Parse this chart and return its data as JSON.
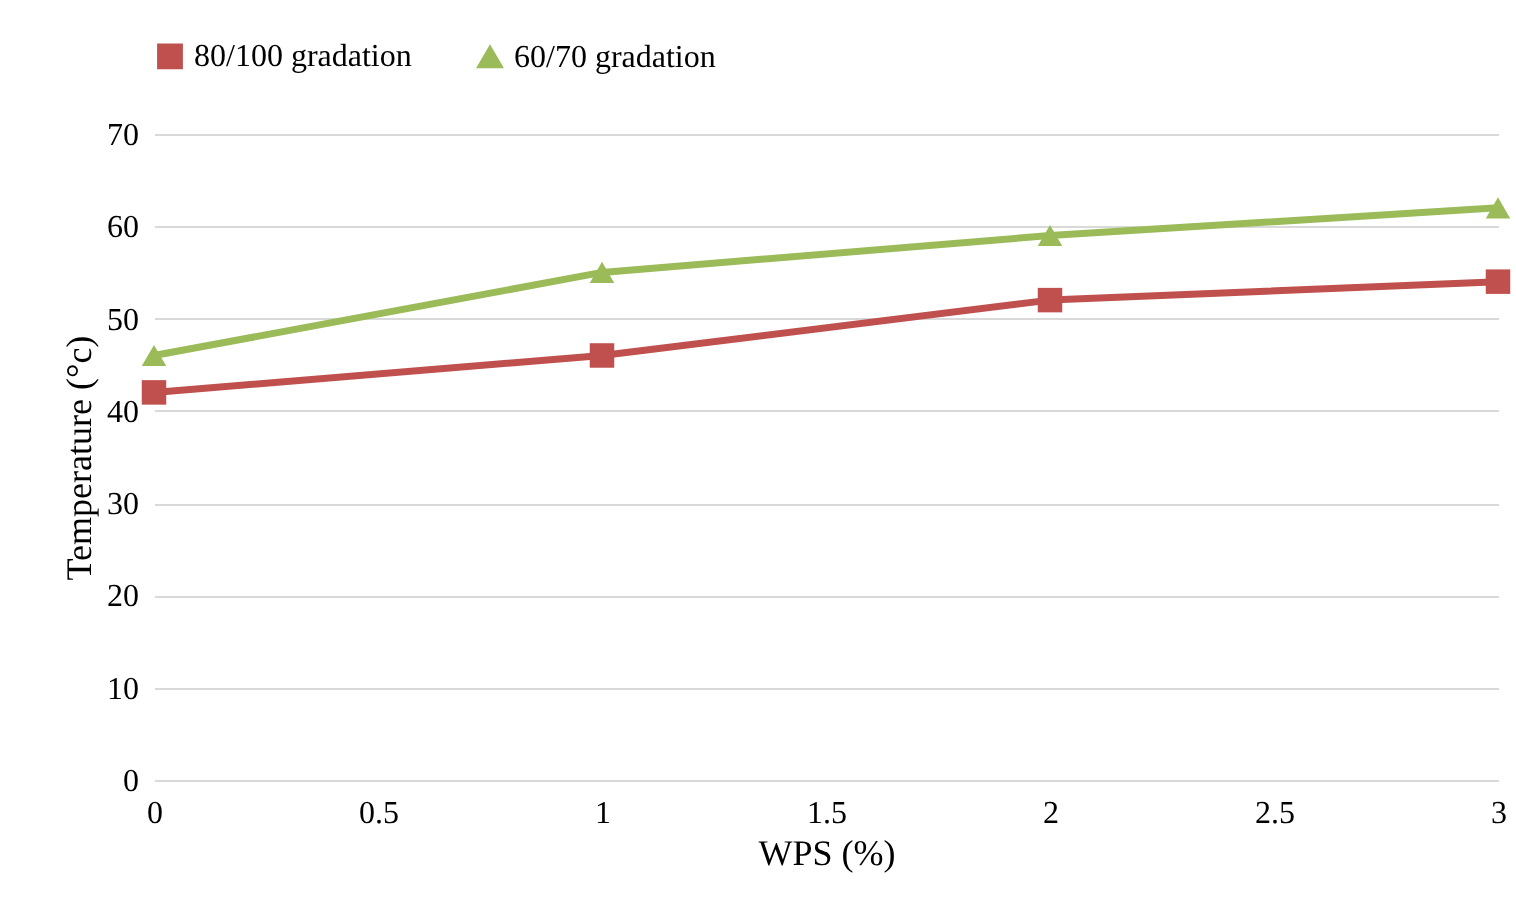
{
  "chart_data": {
    "type": "line",
    "xlabel": "WPS (%)",
    "ylabel": "Temperature (°c)",
    "x": [
      0,
      1,
      2,
      3
    ],
    "xlim": [
      0,
      3
    ],
    "xticks": [
      0,
      0.5,
      1,
      1.5,
      2,
      2.5,
      3
    ],
    "ylim": [
      0,
      70
    ],
    "yticks": [
      0,
      10,
      20,
      30,
      40,
      50,
      60,
      70
    ],
    "grid": "y",
    "legend": "top",
    "line_style": "solid",
    "series": [
      {
        "name": "80/100 gradation",
        "color": "#c0504d",
        "marker": "square",
        "values": [
          42,
          46,
          52,
          54
        ]
      },
      {
        "name": "60/70 gradation",
        "color": "#9bbb59",
        "marker": "triangle",
        "values": [
          46,
          55,
          59,
          62
        ]
      }
    ]
  }
}
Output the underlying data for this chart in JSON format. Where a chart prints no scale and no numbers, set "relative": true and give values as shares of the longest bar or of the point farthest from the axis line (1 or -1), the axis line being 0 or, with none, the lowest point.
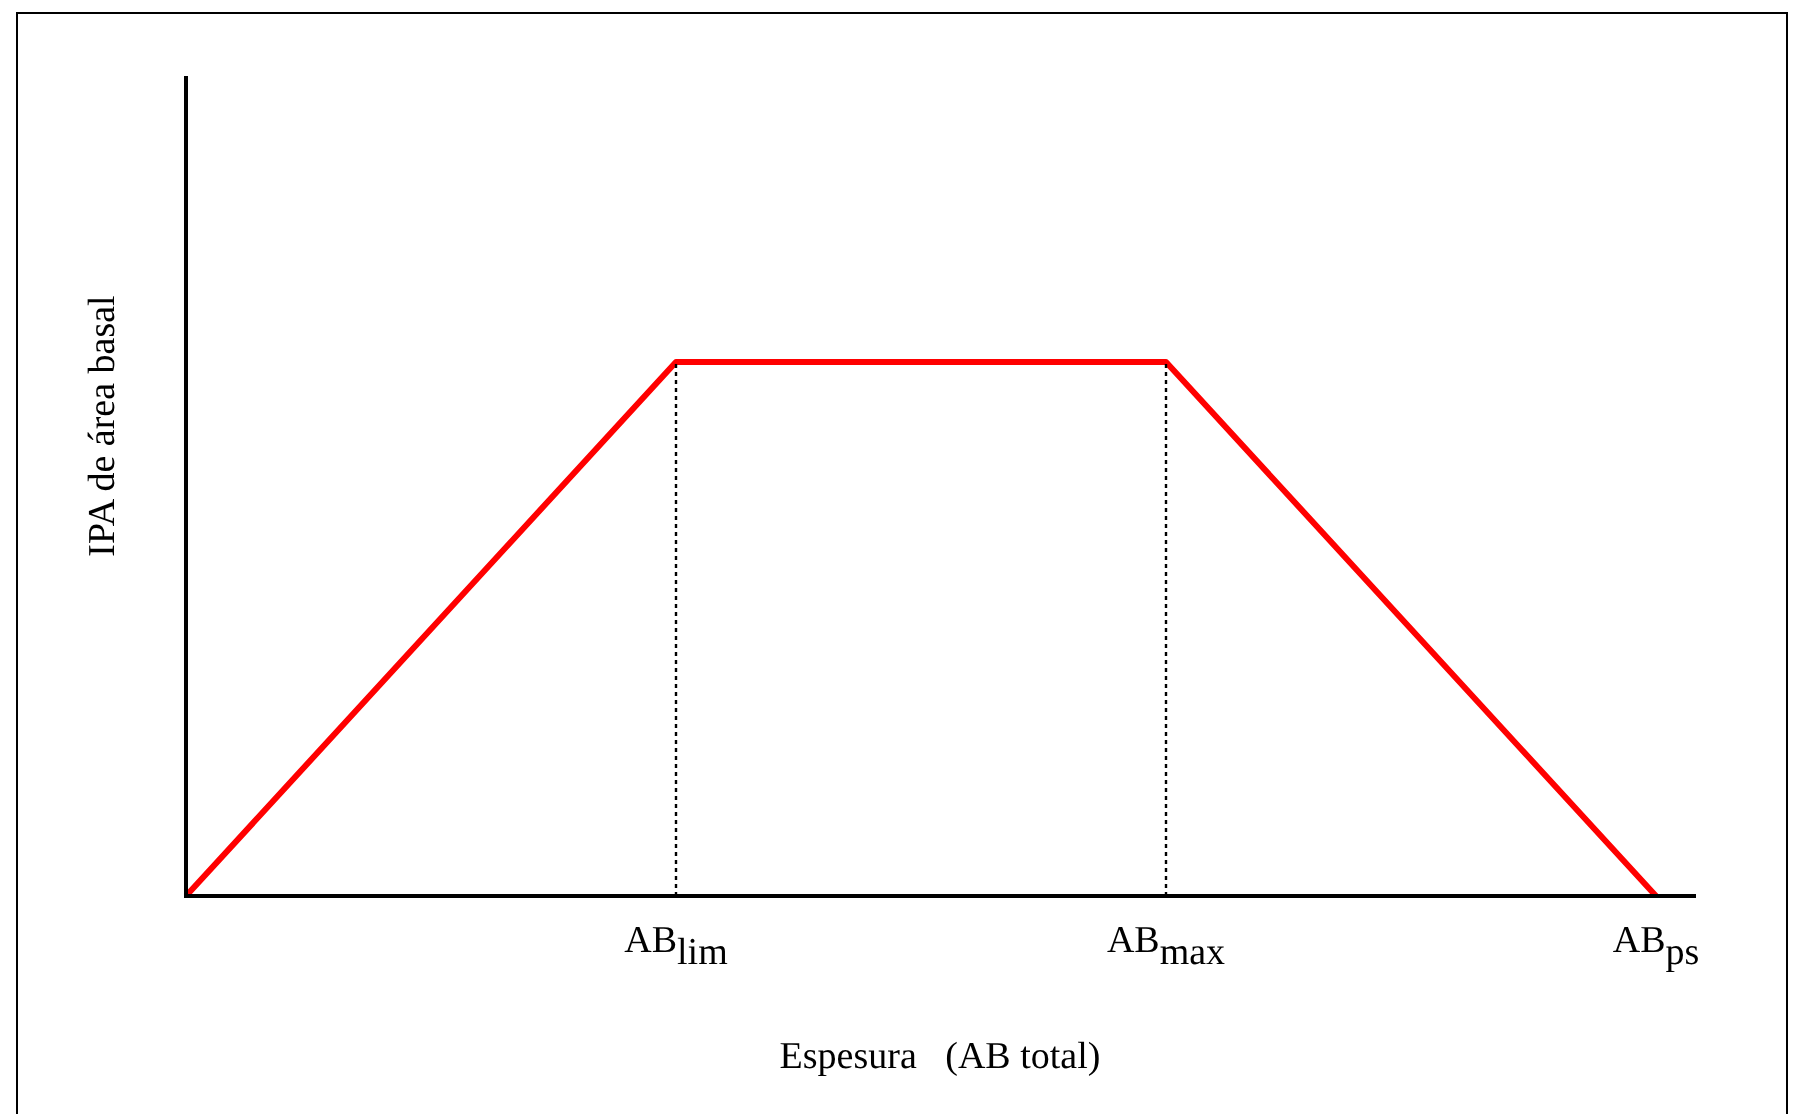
{
  "chart_data": {
    "type": "line",
    "relative": true,
    "xlabel": "Espesura   (AB total)",
    "ylabel": "IPA de área basal",
    "categories": [
      null,
      "AB$_{lim}$",
      "AB$_{max}$",
      "AB$_{ps}$"
    ],
    "series": [
      {
        "color": "#ff0000",
        "values": [
          0,
          1,
          1,
          0
        ]
      }
    ],
    "ref_lines": [
      {
        "axis": "x",
        "value": "AB$_{lim}$",
        "line_style": "dotted",
        "color": "#000000"
      },
      {
        "axis": "x",
        "value": "AB$_{max}$",
        "line_style": "dotted",
        "color": "#000000"
      }
    ],
    "grid": false,
    "legend": false,
    "marker": "none",
    "line_style": "solid"
  }
}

== TASK REQUIREMENTS ==
Copy the listing in full and without alteration, omitting every picture.

== EXERCISE SOLUTION ==
Parse this chart and return its data as JSON.
{
  "chart_data": {
    "type": "line",
    "xlabel": "WPS (%)",
    "ylabel": "Temperature (°c)",
    "x": [
      0,
      1,
      2,
      3
    ],
    "xlim": [
      0,
      3
    ],
    "xticks": [
      0,
      0.5,
      1,
      1.5,
      2,
      2.5,
      3
    ],
    "ylim": [
      0,
      70
    ],
    "yticks": [
      0,
      10,
      20,
      30,
      40,
      50,
      60,
      70
    ],
    "grid": "y",
    "legend": "top",
    "line_style": "solid",
    "series": [
      {
        "name": "80/100 gradation",
        "color": "#c0504d",
        "marker": "square",
        "values": [
          42,
          46,
          52,
          54
        ]
      },
      {
        "name": "60/70 gradation",
        "color": "#9bbb59",
        "marker": "triangle",
        "values": [
          46,
          55,
          59,
          62
        ]
      }
    ]
  }
}
Output the underlying data for this chart in JSON format. Where a chart prints no scale and no numbers, set "relative": true and give values as shares of the longest bar or of the point farthest from the axis line (1 or -1), the axis line being 0 or, with none, the lowest point.
{
  "chart_data": {
    "type": "line",
    "relative": true,
    "xlabel": "Espesura   (AB total)",
    "ylabel": "IPA de área basal",
    "categories": [
      null,
      "AB$_{lim}$",
      "AB$_{max}$",
      "AB$_{ps}$"
    ],
    "series": [
      {
        "color": "#ff0000",
        "values": [
          0,
          1,
          1,
          0
        ]
      }
    ],
    "ref_lines": [
      {
        "axis": "x",
        "value": "AB$_{lim}$",
        "line_style": "dotted",
        "color": "#000000"
      },
      {
        "axis": "x",
        "value": "AB$_{max}$",
        "line_style": "dotted",
        "color": "#000000"
      }
    ],
    "grid": false,
    "legend": false,
    "marker": "none",
    "line_style": "solid"
  }
}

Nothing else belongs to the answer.